Copy out each of the following entries word for word, keeping every character unchanged.

[Bounding box entries]
--
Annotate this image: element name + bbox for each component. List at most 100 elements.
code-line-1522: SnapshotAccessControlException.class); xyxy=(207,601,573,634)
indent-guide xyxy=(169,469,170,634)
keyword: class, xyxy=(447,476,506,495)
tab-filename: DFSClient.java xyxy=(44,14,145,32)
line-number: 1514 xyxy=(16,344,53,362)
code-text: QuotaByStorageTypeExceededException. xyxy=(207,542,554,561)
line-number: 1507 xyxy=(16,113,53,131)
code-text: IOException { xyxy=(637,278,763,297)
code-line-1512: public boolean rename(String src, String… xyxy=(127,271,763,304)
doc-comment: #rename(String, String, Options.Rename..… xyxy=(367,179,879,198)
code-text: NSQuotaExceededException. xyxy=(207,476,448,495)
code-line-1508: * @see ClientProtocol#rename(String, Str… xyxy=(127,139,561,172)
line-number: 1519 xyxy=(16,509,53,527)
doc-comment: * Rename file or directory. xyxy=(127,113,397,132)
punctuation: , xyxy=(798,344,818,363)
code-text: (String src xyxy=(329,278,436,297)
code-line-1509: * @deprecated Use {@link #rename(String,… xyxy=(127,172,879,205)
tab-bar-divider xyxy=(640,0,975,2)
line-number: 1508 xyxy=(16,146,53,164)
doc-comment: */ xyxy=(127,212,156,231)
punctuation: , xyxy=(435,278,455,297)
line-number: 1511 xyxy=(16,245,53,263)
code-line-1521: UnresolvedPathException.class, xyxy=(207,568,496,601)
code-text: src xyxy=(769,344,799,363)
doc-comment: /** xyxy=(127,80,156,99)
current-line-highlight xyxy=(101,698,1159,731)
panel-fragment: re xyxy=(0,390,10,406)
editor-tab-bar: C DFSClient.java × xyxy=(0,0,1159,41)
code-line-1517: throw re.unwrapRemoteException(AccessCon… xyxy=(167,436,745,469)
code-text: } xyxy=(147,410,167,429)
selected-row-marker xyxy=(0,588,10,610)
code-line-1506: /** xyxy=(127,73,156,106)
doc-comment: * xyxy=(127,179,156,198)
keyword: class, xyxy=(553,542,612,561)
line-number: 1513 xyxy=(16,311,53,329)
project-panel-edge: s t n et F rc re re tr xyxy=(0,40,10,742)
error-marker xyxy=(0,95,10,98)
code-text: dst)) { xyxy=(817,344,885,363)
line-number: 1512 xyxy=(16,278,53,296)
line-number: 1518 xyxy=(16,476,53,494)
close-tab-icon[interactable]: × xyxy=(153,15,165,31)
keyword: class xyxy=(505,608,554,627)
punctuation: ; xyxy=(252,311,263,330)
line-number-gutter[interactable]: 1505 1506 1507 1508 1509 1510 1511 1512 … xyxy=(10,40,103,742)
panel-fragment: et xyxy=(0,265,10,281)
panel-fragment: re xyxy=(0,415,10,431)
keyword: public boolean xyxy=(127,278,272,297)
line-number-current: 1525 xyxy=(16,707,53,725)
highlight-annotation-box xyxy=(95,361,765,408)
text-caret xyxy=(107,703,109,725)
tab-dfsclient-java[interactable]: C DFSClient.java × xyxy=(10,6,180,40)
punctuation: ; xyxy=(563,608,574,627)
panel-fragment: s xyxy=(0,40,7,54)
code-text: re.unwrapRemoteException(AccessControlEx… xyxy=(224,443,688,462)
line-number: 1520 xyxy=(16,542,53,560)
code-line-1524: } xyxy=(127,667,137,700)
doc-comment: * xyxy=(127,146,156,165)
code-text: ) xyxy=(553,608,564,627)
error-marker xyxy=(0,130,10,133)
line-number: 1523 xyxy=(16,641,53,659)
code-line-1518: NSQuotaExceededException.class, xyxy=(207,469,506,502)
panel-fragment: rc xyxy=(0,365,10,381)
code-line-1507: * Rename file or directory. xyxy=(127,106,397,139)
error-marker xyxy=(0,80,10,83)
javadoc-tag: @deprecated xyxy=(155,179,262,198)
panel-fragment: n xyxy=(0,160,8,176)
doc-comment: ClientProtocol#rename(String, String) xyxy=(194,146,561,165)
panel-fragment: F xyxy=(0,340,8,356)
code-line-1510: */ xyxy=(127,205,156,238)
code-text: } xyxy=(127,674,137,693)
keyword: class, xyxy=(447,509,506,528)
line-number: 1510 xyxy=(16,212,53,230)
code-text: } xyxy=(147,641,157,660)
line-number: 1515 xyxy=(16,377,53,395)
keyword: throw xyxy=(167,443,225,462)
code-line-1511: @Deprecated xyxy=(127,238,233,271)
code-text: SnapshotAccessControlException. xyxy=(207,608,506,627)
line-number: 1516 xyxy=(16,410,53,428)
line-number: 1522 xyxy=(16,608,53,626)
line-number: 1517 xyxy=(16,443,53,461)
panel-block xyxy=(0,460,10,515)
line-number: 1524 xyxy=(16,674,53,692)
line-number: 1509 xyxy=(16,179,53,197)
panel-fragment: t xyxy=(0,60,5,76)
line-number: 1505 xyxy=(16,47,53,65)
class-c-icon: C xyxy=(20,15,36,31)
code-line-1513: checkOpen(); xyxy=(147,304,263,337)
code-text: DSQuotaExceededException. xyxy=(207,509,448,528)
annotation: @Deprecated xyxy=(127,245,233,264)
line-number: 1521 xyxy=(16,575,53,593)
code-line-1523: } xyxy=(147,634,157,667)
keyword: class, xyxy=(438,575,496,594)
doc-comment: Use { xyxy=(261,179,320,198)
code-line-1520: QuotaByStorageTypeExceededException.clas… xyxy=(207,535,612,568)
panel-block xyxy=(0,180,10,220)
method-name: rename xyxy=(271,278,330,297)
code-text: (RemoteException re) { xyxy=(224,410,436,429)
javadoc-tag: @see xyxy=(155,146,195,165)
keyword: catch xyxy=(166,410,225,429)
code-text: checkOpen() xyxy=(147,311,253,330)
--
* **Reply to the exercise**
Annotate this image: element name + bbox for each component. List at most 100 elements.
code-line-1522: SnapshotAccessControlException.class); xyxy=(207,601,573,634)
indent-guide xyxy=(169,469,170,634)
keyword: class, xyxy=(447,476,506,495)
tab-filename: DFSClient.java xyxy=(44,14,145,32)
line-number: 1514 xyxy=(16,344,53,362)
code-text: QuotaByStorageTypeExceededException. xyxy=(207,542,554,561)
line-number: 1507 xyxy=(16,113,53,131)
code-text: IOException { xyxy=(637,278,763,297)
code-line-1512: public boolean rename(String src, String… xyxy=(127,271,763,304)
doc-comment: #rename(String, String, Options.Rename..… xyxy=(367,179,879,198)
code-text: NSQuotaExceededException. xyxy=(207,476,448,495)
code-line-1508: * @see ClientProtocol#rename(String, Str… xyxy=(127,139,561,172)
line-number: 1519 xyxy=(16,509,53,527)
doc-comment: * Rename file or directory. xyxy=(127,113,397,132)
punctuation: , xyxy=(798,344,818,363)
code-text: (String src xyxy=(329,278,436,297)
code-line-1509: * @deprecated Use {@link #rename(String,… xyxy=(127,172,879,205)
tab-bar-divider xyxy=(640,0,975,2)
line-number: 1508 xyxy=(16,146,53,164)
doc-comment: */ xyxy=(127,212,156,231)
punctuation: , xyxy=(435,278,455,297)
line-number: 1511 xyxy=(16,245,53,263)
code-line-1521: UnresolvedPathException.class, xyxy=(207,568,496,601)
code-text: src xyxy=(769,344,799,363)
doc-comment: /** xyxy=(127,80,156,99)
current-line-highlight xyxy=(101,698,1159,731)
panel-fragment: re xyxy=(0,390,10,406)
editor-tab-bar: C DFSClient.java × xyxy=(0,0,1159,41)
code-line-1517: throw re.unwrapRemoteException(AccessCon… xyxy=(167,436,745,469)
code-text: } xyxy=(147,410,167,429)
selected-row-marker xyxy=(0,588,10,610)
code-line-1506: /** xyxy=(127,73,156,106)
doc-comment: * xyxy=(127,179,156,198)
keyword: class, xyxy=(553,542,612,561)
line-number: 1513 xyxy=(16,311,53,329)
project-panel-edge: s t n et F rc re re tr xyxy=(0,40,10,742)
error-marker xyxy=(0,95,10,98)
code-text: dst)) { xyxy=(817,344,885,363)
line-number: 1512 xyxy=(16,278,53,296)
line-number: 1518 xyxy=(16,476,53,494)
close-tab-icon[interactable]: × xyxy=(153,15,165,31)
keyword: class xyxy=(505,608,554,627)
punctuation: ; xyxy=(252,311,263,330)
line-number-gutter[interactable]: 1505 1506 1507 1508 1509 1510 1511 1512 … xyxy=(10,40,103,742)
panel-fragment: et xyxy=(0,265,10,281)
panel-fragment: re xyxy=(0,415,10,431)
keyword: public boolean xyxy=(127,278,272,297)
line-number-current: 1525 xyxy=(16,707,53,725)
highlight-annotation-box xyxy=(95,361,765,408)
text-caret xyxy=(107,703,109,725)
tab-dfsclient-java[interactable]: C DFSClient.java × xyxy=(10,6,180,40)
punctuation: ; xyxy=(563,608,574,627)
panel-fragment: s xyxy=(0,40,7,54)
code-text: re.unwrapRemoteException(AccessControlEx… xyxy=(224,443,688,462)
line-number: 1520 xyxy=(16,542,53,560)
code-line-1524: } xyxy=(127,667,137,700)
doc-comment: * xyxy=(127,146,156,165)
code-text: ) xyxy=(553,608,564,627)
error-marker xyxy=(0,130,10,133)
line-number: 1523 xyxy=(16,641,53,659)
code-line-1518: NSQuotaExceededException.class, xyxy=(207,469,506,502)
panel-fragment: rc xyxy=(0,365,10,381)
code-line-1507: * Rename file or directory. xyxy=(127,106,397,139)
error-marker xyxy=(0,80,10,83)
javadoc-tag: @deprecated xyxy=(155,179,262,198)
panel-fragment: n xyxy=(0,160,8,176)
doc-comment: ClientProtocol#rename(String, String) xyxy=(194,146,561,165)
panel-fragment: F xyxy=(0,340,8,356)
code-line-1510: */ xyxy=(127,205,156,238)
code-text: } xyxy=(127,674,137,693)
keyword: class, xyxy=(447,509,506,528)
line-number: 1510 xyxy=(16,212,53,230)
code-text: } xyxy=(147,641,157,660)
line-number: 1515 xyxy=(16,377,53,395)
keyword: throw xyxy=(167,443,225,462)
code-line-1511: @Deprecated xyxy=(127,238,233,271)
code-text: SnapshotAccessControlException. xyxy=(207,608,506,627)
line-number: 1516 xyxy=(16,410,53,428)
line-number: 1522 xyxy=(16,608,53,626)
line-number: 1517 xyxy=(16,443,53,461)
panel-block xyxy=(0,460,10,515)
line-number: 1524 xyxy=(16,674,53,692)
line-number: 1509 xyxy=(16,179,53,197)
panel-fragment: t xyxy=(0,60,5,76)
line-number: 1505 xyxy=(16,47,53,65)
class-c-icon: C xyxy=(20,15,36,31)
code-line-1513: checkOpen(); xyxy=(147,304,263,337)
code-text: DSQuotaExceededException. xyxy=(207,509,448,528)
annotation: @Deprecated xyxy=(127,245,233,264)
line-number: 1521 xyxy=(16,575,53,593)
code-line-1523: } xyxy=(147,634,157,667)
keyword: class, xyxy=(438,575,496,594)
doc-comment: Use { xyxy=(261,179,320,198)
code-line-1520: QuotaByStorageTypeExceededException.clas… xyxy=(207,535,612,568)
panel-block xyxy=(0,180,10,220)
method-name: rename xyxy=(271,278,330,297)
code-text: (RemoteException re) { xyxy=(224,410,436,429)
javadoc-tag: @see xyxy=(155,146,195,165)
keyword: catch xyxy=(166,410,225,429)
code-text: checkOpen() xyxy=(147,311,253,330)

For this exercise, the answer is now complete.